Exercise details | Retype the whole listing, please, keeping every line exact and dropping the pictures.

● ● ● ● ●

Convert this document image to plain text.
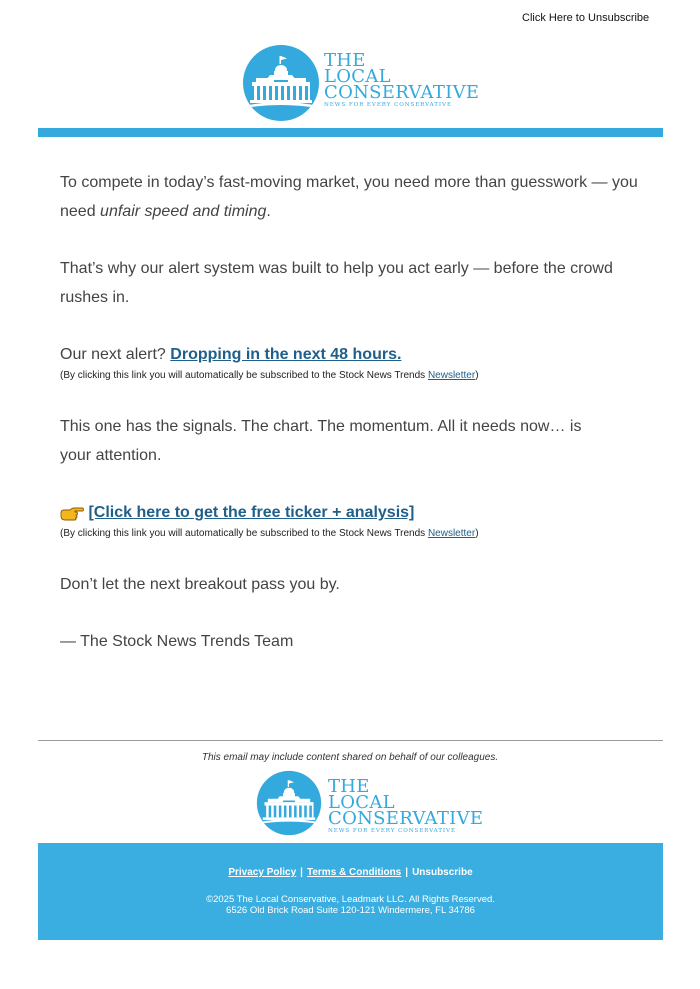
Click Here to Unsubscribe
THE
LOCAL
CONSERVATIVE
NEWS FOR EVERY CONSERVATIVE

To compete in today’s fast-moving market, you need more than guesswork — you need unfair speed and timing.

That’s why our alert system was built to help you act early — before the crowd rushes in.

Our next alert? Dropping in the next 48 hours.

(By clicking this link you will automatically be subscribed to the Stock News Trends Newsletter)

This one has the signals. The chart. The momentum. All it needs now… is your attention.

[Click here to get the free ticker + analysis]
(By clicking this link you will automatically be subscribed to the Stock News Trends Newsletter)

Don’t let the next breakout pass you by.

— The Stock News Trends Team

This email may include content shared on behalf of our colleagues.
THE
LOCAL
CONSERVATIVE
NEWS FOR EVERY CONSERVATIVE
Privacy Policy | Terms & Conditions | Unsubscribe
©2025 The Local Conservative, Leadmark LLC. All Rights Reserved.
6526 Old Brick Road Suite 120-121 Windermere, FL 34786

● ● ● ● ●

Worked answer |
Convert this document image to plain text.
Click Here to Unsubscribe
THE
LOCAL
CONSERVATIVE
NEWS FOR EVERY CONSERVATIVE

To compete in today’s fast-moving market, you need more than guesswork — you need unfair speed and timing.

That’s why our alert system was built to help you act early — before the crowd rushes in.

Our next alert? Dropping in the next 48 hours.

(By clicking this link you will automatically be subscribed to the Stock News Trends Newsletter)

This one has the signals. The chart. The momentum. All it needs now… is your attention.

[Click here to get the free ticker + analysis]
(By clicking this link you will automatically be subscribed to the Stock News Trends Newsletter)

Don’t let the next breakout pass you by.

— The Stock News Trends Team

This email may include content shared on behalf of our colleagues.
THE
LOCAL
CONSERVATIVE
NEWS FOR EVERY CONSERVATIVE
Privacy Policy | Terms & Conditions | Unsubscribe
©2025 The Local Conservative, Leadmark LLC. All Rights Reserved.
6526 Old Brick Road Suite 120-121 Windermere, FL 34786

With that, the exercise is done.